Extract every line of the material below verbatim, keeping each name and its box coordinates unchanged.

[BEGIN INPUT]

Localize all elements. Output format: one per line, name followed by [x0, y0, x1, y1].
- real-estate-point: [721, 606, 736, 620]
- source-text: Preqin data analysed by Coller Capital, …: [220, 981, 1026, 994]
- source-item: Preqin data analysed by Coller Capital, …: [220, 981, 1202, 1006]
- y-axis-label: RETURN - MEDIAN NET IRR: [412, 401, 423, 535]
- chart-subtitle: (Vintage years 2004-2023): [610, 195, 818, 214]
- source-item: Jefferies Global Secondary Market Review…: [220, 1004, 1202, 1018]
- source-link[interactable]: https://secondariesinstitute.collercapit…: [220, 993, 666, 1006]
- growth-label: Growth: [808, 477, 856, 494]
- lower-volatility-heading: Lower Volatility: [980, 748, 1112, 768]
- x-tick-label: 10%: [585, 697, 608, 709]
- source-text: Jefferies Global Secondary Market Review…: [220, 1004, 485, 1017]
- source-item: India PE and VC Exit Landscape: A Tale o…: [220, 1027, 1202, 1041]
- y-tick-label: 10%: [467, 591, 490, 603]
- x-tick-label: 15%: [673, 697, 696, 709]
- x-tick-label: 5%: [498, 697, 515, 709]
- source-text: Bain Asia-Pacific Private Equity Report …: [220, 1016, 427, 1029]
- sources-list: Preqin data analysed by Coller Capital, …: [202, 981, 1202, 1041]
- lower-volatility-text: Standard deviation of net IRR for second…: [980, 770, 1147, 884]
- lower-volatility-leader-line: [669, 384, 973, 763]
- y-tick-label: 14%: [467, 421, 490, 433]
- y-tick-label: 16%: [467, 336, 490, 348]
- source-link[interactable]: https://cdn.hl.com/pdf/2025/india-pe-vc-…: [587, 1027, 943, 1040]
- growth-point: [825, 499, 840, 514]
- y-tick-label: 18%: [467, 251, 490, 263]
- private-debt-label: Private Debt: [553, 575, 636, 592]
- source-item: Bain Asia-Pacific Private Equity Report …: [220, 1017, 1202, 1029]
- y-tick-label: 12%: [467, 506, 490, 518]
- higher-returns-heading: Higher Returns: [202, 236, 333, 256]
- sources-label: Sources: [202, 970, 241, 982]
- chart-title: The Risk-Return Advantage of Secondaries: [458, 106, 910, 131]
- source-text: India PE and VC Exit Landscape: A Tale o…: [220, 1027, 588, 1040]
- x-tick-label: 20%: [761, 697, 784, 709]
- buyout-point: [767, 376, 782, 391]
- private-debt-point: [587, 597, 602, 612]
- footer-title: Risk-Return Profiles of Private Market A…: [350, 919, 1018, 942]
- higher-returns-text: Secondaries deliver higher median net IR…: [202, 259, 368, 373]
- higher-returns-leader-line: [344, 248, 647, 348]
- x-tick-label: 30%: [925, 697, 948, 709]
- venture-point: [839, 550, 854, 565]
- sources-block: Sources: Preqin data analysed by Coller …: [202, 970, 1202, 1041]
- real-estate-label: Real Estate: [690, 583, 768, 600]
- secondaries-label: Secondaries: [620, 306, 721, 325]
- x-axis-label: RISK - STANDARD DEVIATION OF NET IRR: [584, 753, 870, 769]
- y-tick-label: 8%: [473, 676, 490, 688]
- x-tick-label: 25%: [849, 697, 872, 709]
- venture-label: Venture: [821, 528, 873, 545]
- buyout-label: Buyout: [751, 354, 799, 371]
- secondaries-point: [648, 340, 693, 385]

[END INPUT]

EXERCISE RESPONSE:
Localize all elements. Output format: one per line, name followed by [x0, y0, x1, y1].
- real-estate-point: [721, 606, 736, 620]
- source-text: Preqin data analysed by Coller Capital, …: [220, 981, 1026, 994]
- source-item: Preqin data analysed by Coller Capital, …: [220, 981, 1202, 1006]
- y-axis-label: RETURN - MEDIAN NET IRR: [412, 401, 423, 535]
- chart-subtitle: (Vintage years 2004-2023): [610, 195, 818, 214]
- source-item: Jefferies Global Secondary Market Review…: [220, 1004, 1202, 1018]
- source-link[interactable]: https://secondariesinstitute.collercapit…: [220, 993, 666, 1006]
- growth-label: Growth: [808, 477, 856, 494]
- lower-volatility-heading: Lower Volatility: [980, 748, 1112, 768]
- x-tick-label: 10%: [585, 697, 608, 709]
- source-text: Jefferies Global Secondary Market Review…: [220, 1004, 485, 1017]
- source-item: India PE and VC Exit Landscape: A Tale o…: [220, 1027, 1202, 1041]
- y-tick-label: 10%: [467, 591, 490, 603]
- x-tick-label: 15%: [673, 697, 696, 709]
- x-tick-label: 5%: [498, 697, 515, 709]
- source-text: Bain Asia-Pacific Private Equity Report …: [220, 1016, 427, 1029]
- sources-list: Preqin data analysed by Coller Capital, …: [202, 981, 1202, 1041]
- lower-volatility-text: Standard deviation of net IRR for second…: [980, 770, 1147, 884]
- lower-volatility-leader-line: [669, 384, 973, 763]
- y-tick-label: 14%: [467, 421, 490, 433]
- y-tick-label: 16%: [467, 336, 490, 348]
- source-link[interactable]: https://cdn.hl.com/pdf/2025/india-pe-vc-…: [587, 1027, 943, 1040]
- growth-point: [825, 499, 840, 514]
- y-tick-label: 18%: [467, 251, 490, 263]
- private-debt-label: Private Debt: [553, 575, 636, 592]
- source-item: Bain Asia-Pacific Private Equity Report …: [220, 1017, 1202, 1029]
- y-tick-label: 12%: [467, 506, 490, 518]
- higher-returns-heading: Higher Returns: [202, 236, 333, 256]
- sources-label: Sources: [202, 970, 241, 982]
- chart-title: The Risk-Return Advantage of Secondaries: [458, 106, 910, 131]
- source-text: India PE and VC Exit Landscape: A Tale o…: [220, 1027, 588, 1040]
- x-tick-label: 20%: [761, 697, 784, 709]
- buyout-point: [767, 376, 782, 391]
- private-debt-point: [587, 597, 602, 612]
- footer-title: Risk-Return Profiles of Private Market A…: [350, 919, 1018, 942]
- higher-returns-text: Secondaries deliver higher median net IR…: [202, 259, 368, 373]
- higher-returns-leader-line: [344, 248, 647, 348]
- x-tick-label: 30%: [925, 697, 948, 709]
- venture-point: [839, 550, 854, 565]
- sources-block: Sources: Preqin data analysed by Coller …: [202, 970, 1202, 1041]
- real-estate-label: Real Estate: [690, 583, 768, 600]
- secondaries-label: Secondaries: [620, 306, 721, 325]
- x-axis-label: RISK - STANDARD DEVIATION OF NET IRR: [584, 753, 870, 769]
- y-tick-label: 8%: [473, 676, 490, 688]
- x-tick-label: 25%: [849, 697, 872, 709]
- venture-label: Venture: [821, 528, 873, 545]
- buyout-label: Buyout: [751, 354, 799, 371]
- secondaries-point: [648, 340, 693, 385]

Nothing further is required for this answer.